# Start of Working data

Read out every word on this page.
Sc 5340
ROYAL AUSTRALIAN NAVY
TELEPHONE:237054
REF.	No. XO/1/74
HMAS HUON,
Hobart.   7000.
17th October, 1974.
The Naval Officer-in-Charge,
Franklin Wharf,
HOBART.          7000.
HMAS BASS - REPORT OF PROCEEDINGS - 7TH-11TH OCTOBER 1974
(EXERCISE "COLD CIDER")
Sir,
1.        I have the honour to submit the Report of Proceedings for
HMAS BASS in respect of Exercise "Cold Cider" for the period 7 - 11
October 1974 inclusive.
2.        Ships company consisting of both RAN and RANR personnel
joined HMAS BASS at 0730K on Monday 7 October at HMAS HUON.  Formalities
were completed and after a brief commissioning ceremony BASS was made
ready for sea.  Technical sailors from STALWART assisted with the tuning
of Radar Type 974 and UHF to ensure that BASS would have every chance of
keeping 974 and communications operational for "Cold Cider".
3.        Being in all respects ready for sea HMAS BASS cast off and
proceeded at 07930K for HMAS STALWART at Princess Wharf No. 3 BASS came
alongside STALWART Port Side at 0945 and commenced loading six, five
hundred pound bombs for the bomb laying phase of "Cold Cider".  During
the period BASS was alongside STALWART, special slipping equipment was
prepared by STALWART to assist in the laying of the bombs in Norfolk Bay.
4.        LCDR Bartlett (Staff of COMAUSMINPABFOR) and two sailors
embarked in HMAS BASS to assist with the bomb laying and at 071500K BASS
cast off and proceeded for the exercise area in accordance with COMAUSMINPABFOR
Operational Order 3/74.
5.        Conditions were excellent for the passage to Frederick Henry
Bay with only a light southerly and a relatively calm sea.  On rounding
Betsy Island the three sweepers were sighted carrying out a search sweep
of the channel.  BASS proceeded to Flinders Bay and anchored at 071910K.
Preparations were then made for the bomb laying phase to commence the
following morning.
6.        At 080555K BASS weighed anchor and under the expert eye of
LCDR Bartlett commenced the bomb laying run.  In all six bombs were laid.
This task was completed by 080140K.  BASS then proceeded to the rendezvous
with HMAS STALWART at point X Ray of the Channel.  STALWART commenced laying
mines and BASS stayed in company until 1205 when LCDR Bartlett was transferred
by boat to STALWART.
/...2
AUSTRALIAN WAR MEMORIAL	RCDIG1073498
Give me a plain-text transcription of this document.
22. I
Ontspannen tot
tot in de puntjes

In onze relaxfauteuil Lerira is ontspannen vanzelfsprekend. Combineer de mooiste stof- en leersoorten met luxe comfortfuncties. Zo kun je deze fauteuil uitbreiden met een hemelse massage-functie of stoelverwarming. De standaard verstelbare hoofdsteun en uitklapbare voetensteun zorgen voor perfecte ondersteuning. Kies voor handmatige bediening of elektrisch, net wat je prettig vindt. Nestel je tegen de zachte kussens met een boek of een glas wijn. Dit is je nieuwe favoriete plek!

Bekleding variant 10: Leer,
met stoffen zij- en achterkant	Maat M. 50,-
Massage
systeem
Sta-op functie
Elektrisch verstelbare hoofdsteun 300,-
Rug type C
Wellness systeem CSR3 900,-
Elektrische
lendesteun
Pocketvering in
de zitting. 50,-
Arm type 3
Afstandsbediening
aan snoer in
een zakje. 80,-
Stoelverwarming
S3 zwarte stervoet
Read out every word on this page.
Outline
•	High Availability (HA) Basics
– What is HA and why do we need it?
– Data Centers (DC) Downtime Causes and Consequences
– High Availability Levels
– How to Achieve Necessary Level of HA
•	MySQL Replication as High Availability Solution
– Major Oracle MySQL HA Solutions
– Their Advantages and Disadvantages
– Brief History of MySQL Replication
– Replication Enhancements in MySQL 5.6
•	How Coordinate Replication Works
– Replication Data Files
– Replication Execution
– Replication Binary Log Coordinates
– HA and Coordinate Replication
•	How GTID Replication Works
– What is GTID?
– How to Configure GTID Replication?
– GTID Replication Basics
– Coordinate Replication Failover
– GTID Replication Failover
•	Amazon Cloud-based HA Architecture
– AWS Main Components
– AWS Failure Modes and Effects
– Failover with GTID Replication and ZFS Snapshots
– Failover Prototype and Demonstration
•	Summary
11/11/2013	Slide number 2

# End of Working data

List all lines where "hoofdsteun" occurs.

_Answer in full_
In onze relaxfauteuil Lerira is ontspannen vanzelfsprekend. Combineer de mooiste stof- en leersoorten met luxe comfortfuncties. Zo kun je deze fauteuil uitbreiden met een hemelse massage-functie of stoelverwarming. De standaard verstelbare hoofdsteun en uitklapbare voetensteun zorgen voor perfecte ondersteuning. Kies voor handmatige bediening of elektrisch, net wat je prettig vindt. Nestel je tegen de zachte kussens met een boek of een glas wijn. Dit is je nieuwe favoriete plek!
Elektrisch verstelbare hoofdsteun 300,-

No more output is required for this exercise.